Dataset items
-=-=-=-=-

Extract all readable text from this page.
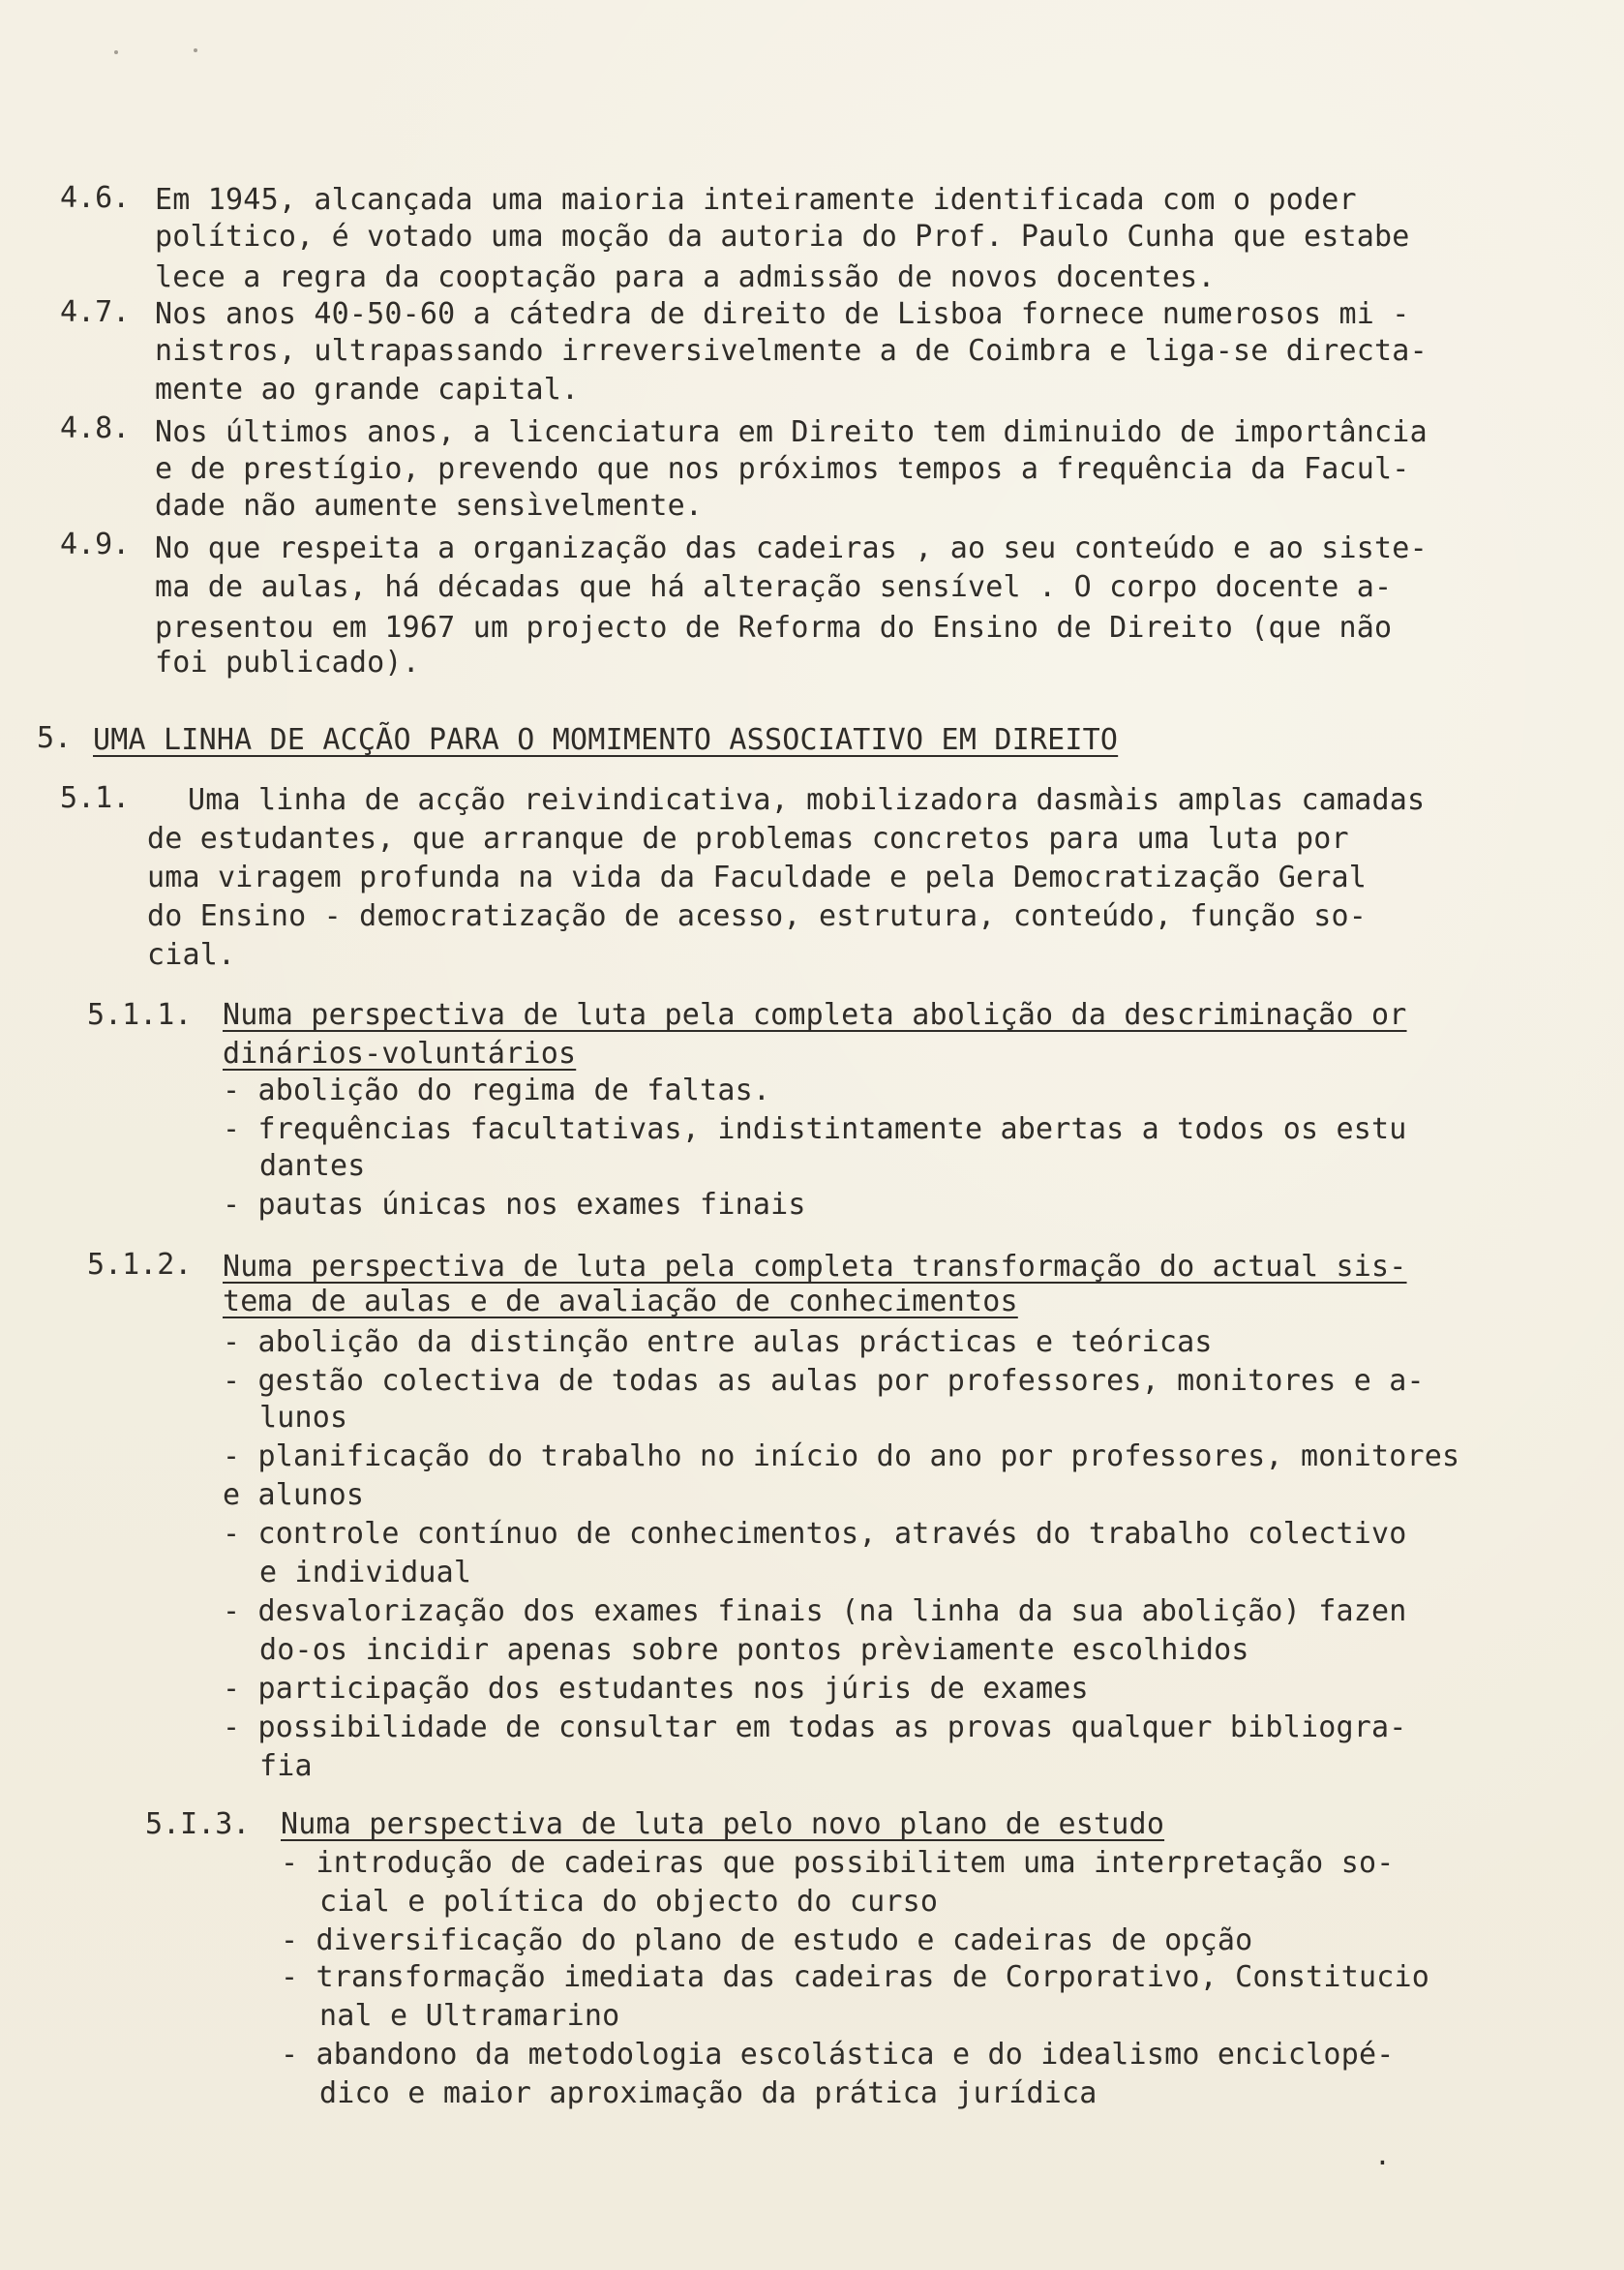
4.6. Em 1945, alcançada uma maioria inteiramente identificada com o poder
político, é votado uma moção da autoria do Prof. Paulo Cunha que estabe
lece a regra da cooptação para a admissão de novos docentes.
4.7. Nos anos 40-50-60 a cátedra de direito de Lisboa fornece numerosos mi -
nistros, ultrapassando irreversivelmente a de Coimbra e liga-se directa-
mente ao grande capital.
4.8. Nos últimos anos, a licenciatura em Direito tem diminuido de importância
e de prestígio, prevendo que nos próximos tempos a frequência da Facul-
dade não aumente sensìvelmente.
4.9. No que respeita a organização das cadeiras , ao seu conteúdo e ao siste-
ma de aulas, há décadas que há alteração sensível . O corpo docente a-
presentou em 1967 um projecto de Reforma do Ensino de Direito (que não
foi publicado).
5. UMA LINHA DE ACÇÃO PARA O MOMIMENTO ASSOCIATIVO EM DIREITO
5.1. Uma linha de acção reivindicativa, mobilizadora dasmàis amplas camadas
de estudantes, que arranque de problemas concretos para uma luta por
uma viragem profunda na vida da Faculdade e pela Democratização Geral
do Ensino - democratização de acesso, estrutura, conteúdo, função so-
cial.
5.1.1. Numa perspectiva de luta pela completa abolição da descriminação or
dinários-voluntários
- abolição do regima de faltas.
- frequências facultativas, indistintamente abertas a todos os estu
dantes
- pautas únicas nos exames finais
5.1.2. Numa perspectiva de luta pela completa transformação do actual sis-
tema de aulas e de avaliação de conhecimentos
- abolição da distinção entre aulas prácticas e teóricas
- gestão colectiva de todas as aulas por professores, monitores e a-
lunos
- planificação do trabalho no início do ano por professores, monitores
e alunos
- controle contínuo de conhecimentos, através do trabalho colectivo
e individual
- desvalorização dos exames finais (na linha da sua abolição) fazen
do-os incidir apenas sobre pontos prèviamente escolhidos
- participação dos estudantes nos júris de exames
- possibilidade de consultar em todas as provas qualquer bibliogra-
fia
5.I.3. Numa perspectiva de luta pelo novo plano de estudo
- introdução de cadeiras que possibilitem uma interpretação so-
cial e política do objecto do curso
- diversificação do plano de estudo e cadeiras de opção
- transformação imediata das cadeiras de Corporativo, Constitucio
nal e Ultramarino
- abandono da metodologia escolástica e do idealismo enciclopé-
dico e maior aproximação da prática jurídica
.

-=-=-=-=-

> **THE REQUEST**:
Show the lines of the records that include the string "transformação".

> **RESULT**:
5.1.2. Numa perspectiva de luta pela completa transformação do actual sis-
- transformação imediata das cadeiras de Corporativo, Constitucio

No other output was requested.